* **Exercise inputs**
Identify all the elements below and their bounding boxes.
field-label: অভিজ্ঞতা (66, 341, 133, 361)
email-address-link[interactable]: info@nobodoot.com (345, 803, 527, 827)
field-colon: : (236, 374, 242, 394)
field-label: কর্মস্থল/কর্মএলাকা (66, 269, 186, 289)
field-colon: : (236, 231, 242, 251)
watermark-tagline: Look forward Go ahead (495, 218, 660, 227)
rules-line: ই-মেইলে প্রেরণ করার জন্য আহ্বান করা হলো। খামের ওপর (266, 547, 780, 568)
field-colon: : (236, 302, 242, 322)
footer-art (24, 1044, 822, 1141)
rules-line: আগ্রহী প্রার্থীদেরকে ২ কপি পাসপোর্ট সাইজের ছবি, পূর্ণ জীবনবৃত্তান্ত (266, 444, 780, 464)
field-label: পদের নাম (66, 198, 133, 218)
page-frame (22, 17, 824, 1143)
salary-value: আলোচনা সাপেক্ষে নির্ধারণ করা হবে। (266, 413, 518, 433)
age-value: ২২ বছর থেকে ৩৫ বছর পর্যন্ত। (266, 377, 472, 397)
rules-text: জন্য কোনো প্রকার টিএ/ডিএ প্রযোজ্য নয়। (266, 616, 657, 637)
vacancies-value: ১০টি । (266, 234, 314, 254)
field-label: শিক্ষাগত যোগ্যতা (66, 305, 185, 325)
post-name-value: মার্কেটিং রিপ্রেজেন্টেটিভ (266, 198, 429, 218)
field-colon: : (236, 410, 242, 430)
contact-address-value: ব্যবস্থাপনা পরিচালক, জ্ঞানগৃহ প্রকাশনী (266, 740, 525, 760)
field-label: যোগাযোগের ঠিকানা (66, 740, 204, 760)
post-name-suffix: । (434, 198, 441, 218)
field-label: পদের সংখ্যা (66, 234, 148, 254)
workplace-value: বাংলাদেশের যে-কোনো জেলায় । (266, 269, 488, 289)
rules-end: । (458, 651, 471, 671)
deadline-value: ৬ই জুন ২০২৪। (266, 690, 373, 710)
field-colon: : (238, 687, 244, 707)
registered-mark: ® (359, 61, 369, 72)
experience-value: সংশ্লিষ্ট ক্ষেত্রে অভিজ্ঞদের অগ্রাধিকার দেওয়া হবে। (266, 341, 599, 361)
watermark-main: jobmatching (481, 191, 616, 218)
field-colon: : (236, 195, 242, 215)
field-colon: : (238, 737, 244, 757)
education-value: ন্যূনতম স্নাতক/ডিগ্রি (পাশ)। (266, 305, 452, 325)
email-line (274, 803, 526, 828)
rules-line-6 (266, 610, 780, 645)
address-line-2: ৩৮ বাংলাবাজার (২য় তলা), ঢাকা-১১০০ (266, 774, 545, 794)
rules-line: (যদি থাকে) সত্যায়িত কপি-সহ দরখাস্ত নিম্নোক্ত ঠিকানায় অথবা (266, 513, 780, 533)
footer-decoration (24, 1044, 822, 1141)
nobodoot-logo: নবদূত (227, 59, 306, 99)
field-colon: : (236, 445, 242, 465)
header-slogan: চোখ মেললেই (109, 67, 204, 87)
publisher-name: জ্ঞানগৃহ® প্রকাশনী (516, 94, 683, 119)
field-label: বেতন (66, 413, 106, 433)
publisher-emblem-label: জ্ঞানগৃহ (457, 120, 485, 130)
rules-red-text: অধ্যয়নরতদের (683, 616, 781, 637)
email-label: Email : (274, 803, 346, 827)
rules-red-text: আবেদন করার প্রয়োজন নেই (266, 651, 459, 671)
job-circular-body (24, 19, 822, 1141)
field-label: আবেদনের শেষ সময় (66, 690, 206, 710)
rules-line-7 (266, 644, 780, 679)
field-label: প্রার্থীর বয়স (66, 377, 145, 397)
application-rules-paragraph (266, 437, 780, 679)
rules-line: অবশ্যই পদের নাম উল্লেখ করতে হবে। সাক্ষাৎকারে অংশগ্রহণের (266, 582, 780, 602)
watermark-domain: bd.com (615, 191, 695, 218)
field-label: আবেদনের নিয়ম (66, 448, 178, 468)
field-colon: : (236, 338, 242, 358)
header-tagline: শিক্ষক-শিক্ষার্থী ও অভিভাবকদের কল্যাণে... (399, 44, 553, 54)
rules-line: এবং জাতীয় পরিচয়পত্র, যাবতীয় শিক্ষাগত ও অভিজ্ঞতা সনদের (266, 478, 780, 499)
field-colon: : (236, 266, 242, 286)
* * *
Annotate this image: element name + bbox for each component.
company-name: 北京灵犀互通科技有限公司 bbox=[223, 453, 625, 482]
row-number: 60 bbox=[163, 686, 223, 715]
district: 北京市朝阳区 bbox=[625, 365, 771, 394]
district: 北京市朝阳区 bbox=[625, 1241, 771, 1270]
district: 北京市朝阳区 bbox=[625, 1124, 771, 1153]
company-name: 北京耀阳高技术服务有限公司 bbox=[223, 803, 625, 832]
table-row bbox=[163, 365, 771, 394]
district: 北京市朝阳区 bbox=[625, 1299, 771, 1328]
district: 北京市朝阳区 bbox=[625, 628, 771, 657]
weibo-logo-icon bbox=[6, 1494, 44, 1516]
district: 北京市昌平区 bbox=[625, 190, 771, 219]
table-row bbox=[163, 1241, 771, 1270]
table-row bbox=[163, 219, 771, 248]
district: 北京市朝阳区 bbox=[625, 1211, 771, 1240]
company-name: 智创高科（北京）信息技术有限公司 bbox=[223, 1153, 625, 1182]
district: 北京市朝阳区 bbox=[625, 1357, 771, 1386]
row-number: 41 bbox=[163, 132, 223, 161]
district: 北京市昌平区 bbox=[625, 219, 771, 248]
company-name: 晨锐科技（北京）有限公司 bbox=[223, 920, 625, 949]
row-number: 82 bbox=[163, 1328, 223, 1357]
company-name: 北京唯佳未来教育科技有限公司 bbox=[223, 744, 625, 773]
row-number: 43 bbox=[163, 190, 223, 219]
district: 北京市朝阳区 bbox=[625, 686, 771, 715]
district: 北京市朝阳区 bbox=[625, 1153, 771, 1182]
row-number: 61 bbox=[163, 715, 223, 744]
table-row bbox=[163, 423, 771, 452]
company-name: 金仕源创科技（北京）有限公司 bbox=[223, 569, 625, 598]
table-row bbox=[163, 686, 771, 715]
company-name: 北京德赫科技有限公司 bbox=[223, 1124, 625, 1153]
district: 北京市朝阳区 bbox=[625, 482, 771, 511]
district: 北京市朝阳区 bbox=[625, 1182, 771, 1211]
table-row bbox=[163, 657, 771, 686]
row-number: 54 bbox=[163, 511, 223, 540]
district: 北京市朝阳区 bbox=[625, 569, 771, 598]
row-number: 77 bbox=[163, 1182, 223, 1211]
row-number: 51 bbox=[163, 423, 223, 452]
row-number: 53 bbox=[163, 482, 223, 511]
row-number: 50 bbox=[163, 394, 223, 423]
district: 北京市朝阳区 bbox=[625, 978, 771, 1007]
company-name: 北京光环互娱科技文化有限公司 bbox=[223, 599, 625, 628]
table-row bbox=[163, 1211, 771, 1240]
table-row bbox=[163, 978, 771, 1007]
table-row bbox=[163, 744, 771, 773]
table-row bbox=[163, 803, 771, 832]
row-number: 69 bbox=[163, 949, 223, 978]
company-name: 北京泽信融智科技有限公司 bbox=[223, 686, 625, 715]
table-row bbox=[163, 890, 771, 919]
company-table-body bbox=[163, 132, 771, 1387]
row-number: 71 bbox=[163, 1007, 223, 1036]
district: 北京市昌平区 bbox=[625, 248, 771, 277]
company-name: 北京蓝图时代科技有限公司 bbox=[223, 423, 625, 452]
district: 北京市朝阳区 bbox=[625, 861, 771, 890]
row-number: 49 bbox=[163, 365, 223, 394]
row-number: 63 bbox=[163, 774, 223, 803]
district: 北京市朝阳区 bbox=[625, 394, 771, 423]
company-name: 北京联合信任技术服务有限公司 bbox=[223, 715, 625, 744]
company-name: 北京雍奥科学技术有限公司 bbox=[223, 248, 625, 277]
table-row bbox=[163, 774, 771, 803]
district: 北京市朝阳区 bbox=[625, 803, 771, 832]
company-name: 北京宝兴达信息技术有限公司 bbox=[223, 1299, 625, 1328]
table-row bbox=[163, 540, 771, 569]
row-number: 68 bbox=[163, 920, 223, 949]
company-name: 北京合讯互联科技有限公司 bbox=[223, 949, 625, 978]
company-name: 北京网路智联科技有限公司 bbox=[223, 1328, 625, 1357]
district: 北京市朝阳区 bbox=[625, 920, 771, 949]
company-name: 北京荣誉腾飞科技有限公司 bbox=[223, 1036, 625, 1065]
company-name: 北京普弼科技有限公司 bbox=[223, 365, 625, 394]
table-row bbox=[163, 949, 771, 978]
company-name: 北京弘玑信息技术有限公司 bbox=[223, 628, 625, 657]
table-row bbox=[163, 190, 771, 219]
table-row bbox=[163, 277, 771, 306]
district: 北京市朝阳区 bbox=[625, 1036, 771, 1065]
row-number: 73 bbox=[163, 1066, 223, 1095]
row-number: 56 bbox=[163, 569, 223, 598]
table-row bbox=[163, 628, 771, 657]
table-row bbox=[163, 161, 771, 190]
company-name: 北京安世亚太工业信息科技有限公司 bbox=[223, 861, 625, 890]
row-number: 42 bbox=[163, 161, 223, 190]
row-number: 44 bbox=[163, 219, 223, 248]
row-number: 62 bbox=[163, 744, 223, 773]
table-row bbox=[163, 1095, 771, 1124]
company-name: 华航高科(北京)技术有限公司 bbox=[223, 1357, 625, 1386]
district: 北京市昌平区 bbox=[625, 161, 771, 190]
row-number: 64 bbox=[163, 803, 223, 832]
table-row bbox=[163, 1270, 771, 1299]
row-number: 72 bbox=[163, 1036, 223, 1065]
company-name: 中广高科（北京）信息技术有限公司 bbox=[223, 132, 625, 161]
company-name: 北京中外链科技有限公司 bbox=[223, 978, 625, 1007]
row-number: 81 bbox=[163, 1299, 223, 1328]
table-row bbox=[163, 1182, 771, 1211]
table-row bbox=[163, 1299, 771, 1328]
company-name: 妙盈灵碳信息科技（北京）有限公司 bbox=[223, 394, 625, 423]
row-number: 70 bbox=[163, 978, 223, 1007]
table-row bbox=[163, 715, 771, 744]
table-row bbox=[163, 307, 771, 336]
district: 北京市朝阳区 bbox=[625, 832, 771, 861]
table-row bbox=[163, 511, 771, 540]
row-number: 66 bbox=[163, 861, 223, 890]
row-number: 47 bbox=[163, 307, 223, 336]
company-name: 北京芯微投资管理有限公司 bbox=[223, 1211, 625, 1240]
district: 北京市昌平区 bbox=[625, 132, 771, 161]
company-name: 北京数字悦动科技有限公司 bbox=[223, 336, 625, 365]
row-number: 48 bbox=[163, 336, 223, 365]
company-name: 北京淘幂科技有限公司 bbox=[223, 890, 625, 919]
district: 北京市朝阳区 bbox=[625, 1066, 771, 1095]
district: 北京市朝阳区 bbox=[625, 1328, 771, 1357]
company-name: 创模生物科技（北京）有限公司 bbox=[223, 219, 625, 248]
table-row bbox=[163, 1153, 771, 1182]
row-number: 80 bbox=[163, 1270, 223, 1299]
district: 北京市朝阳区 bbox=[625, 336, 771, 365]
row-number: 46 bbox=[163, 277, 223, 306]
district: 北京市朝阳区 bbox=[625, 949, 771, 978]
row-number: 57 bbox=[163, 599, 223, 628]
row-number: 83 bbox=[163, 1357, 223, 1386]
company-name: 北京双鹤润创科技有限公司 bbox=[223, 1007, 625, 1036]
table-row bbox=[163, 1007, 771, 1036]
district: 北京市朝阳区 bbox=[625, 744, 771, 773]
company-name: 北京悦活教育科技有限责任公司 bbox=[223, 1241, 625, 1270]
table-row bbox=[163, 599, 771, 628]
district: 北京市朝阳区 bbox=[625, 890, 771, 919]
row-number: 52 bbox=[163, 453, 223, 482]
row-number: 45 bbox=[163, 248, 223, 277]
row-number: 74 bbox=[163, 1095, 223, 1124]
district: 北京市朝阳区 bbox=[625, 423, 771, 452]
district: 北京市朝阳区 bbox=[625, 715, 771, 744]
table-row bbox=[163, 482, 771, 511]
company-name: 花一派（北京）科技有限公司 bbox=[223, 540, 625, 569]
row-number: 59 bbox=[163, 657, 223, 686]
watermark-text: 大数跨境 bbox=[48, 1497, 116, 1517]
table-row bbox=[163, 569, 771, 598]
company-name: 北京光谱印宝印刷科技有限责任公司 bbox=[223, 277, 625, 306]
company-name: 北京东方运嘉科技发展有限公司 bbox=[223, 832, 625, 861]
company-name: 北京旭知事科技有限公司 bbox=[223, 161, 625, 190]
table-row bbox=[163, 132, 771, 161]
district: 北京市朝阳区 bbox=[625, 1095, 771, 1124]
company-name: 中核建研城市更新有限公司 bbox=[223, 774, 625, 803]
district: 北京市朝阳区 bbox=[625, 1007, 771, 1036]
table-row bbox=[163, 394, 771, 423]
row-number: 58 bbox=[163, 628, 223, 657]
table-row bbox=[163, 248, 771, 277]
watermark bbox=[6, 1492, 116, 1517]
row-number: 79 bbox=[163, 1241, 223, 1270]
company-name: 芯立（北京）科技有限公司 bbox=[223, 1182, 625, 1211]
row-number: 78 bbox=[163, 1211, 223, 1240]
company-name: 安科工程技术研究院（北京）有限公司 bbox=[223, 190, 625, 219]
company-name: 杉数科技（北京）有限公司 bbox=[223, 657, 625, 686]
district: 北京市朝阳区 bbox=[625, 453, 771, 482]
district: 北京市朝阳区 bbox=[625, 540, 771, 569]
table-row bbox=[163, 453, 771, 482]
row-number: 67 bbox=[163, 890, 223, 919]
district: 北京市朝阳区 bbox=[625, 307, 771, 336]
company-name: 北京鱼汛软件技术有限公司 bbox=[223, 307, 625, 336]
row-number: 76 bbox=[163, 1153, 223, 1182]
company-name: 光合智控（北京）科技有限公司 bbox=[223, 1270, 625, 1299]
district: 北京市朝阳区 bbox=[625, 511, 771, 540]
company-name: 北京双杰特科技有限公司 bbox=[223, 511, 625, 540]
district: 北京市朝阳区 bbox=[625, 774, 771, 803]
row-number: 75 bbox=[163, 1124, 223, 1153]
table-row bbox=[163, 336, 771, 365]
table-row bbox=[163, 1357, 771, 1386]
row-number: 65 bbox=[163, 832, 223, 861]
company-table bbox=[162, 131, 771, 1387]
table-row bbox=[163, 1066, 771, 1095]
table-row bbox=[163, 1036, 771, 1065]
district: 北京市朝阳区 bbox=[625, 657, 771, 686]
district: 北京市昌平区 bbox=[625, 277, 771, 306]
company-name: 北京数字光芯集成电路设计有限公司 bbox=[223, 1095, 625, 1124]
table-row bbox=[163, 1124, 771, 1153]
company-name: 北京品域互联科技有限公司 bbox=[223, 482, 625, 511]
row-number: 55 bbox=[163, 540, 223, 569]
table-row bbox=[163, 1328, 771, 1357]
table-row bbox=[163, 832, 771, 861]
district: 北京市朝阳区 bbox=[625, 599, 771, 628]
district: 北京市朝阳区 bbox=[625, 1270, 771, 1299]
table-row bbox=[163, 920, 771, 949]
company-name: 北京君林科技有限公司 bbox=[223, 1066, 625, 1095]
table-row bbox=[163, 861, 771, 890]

* **Aim of the exercise**
Render the items from the line with "Identify all the" to the line with "field-colon: : (236, 302, 242, 322)" as a numbered list, leaving out any blank lines.

* **Answer to this exercise**
1. Identify all the elements below and their bounding boxes.
2. field-label: অভিজ্ঞতা (66, 341, 133, 361)
3. email-address-link[interactable]: info@nobodoot.com (345, 803, 527, 827)
4. field-colon: : (236, 374, 242, 394)
5. field-label: কর্মস্থল/কর্মএলাকা (66, 269, 186, 289)
6. field-colon: : (236, 231, 242, 251)
7. watermark-tagline: Look forward Go ahead (495, 218, 660, 227)
8. rules-line: ই-মেইলে প্রেরণ করার জন্য আহ্বান করা হলো। খামের ওপর (266, 547, 780, 568)
9. field-colon: : (236, 302, 242, 322)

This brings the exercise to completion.